§ **SOURCE EXTRACT**:

Making school cool and the great garden divide

Top of the Charts 'Insights' round-up: May 2020

The latest from Resolution Foundation Chief Executive Torsten Bell’s weekly Observer column, Insights. Read more of the latest economics and policy research in our weekly reading email, Top of the Charts (sign up here).

Mortgage holidays are a breeze, but try taking a rent break

All recessions are bad, but in different ways. Different industries and types of workers are affected – the financial crisis was a bad time for bankers and it’s lower earners who are bearing the greatest economic and health risks this time.

But family finances are also about the money that goes out, not just what comes in. By far the biggest cost households face is housing, and here too we see this crisis playing out very differently.

New Resolution Foundation research has found that private renters are 50% more likely than mortgagers to have fallen behind on housing costs in the crisis, with 13% in that situation. This is partly because 20% of private, and a quarter of social, renters have lost their job or been furloughed, compared with 14% of mortgagers. But it’s also because it’s easier to flex mortgage costs than rent.

§ **DATA SHOWN**:
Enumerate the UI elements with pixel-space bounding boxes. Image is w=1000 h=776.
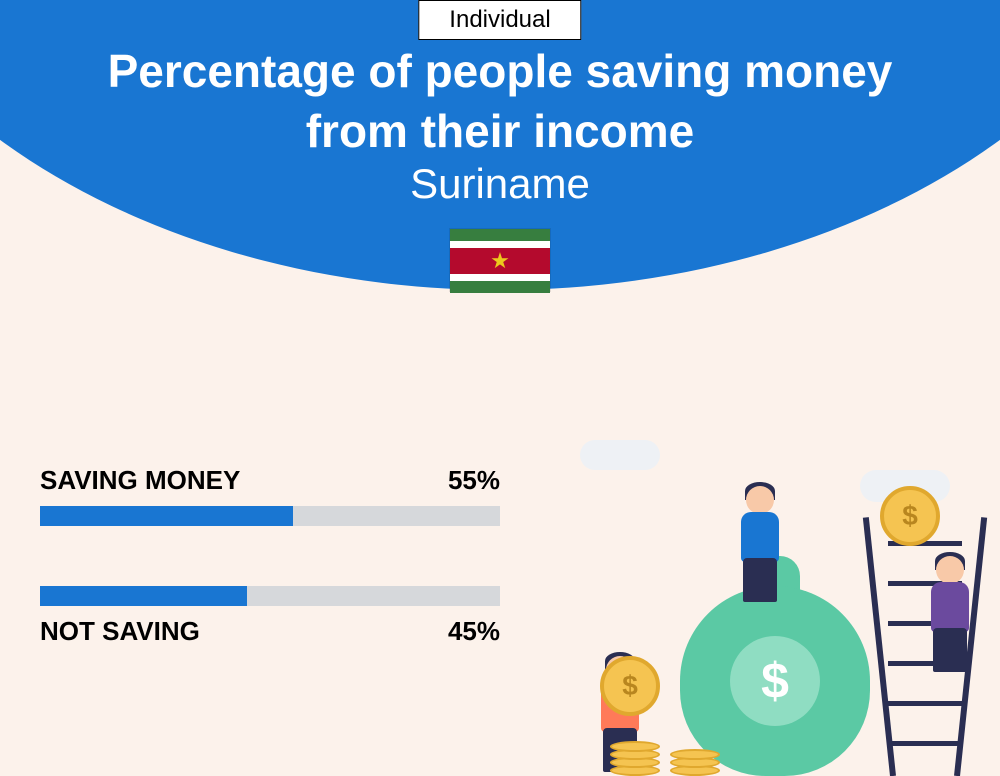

§ **TASK REQUIREMENTS**:
**1)** Reproduce everything in the Insights round-up from "Mortgage holidays are" down to "risks this time.".
**2)** According to the Insights round-up, what percentage of mortgagers have lost their job or been furloughed?

§ **SOLUTIONS FOR EACH TASK**:
**1)**
Mortgage holidays are a breeze, but try taking a rent break

All recessions are bad, but in different ways. Different industries and types of workers are affected – the financial crisis was a bad time for bankers and it’s lower earners who are bearing the greatest economic and health risks this time.

**2)** 14%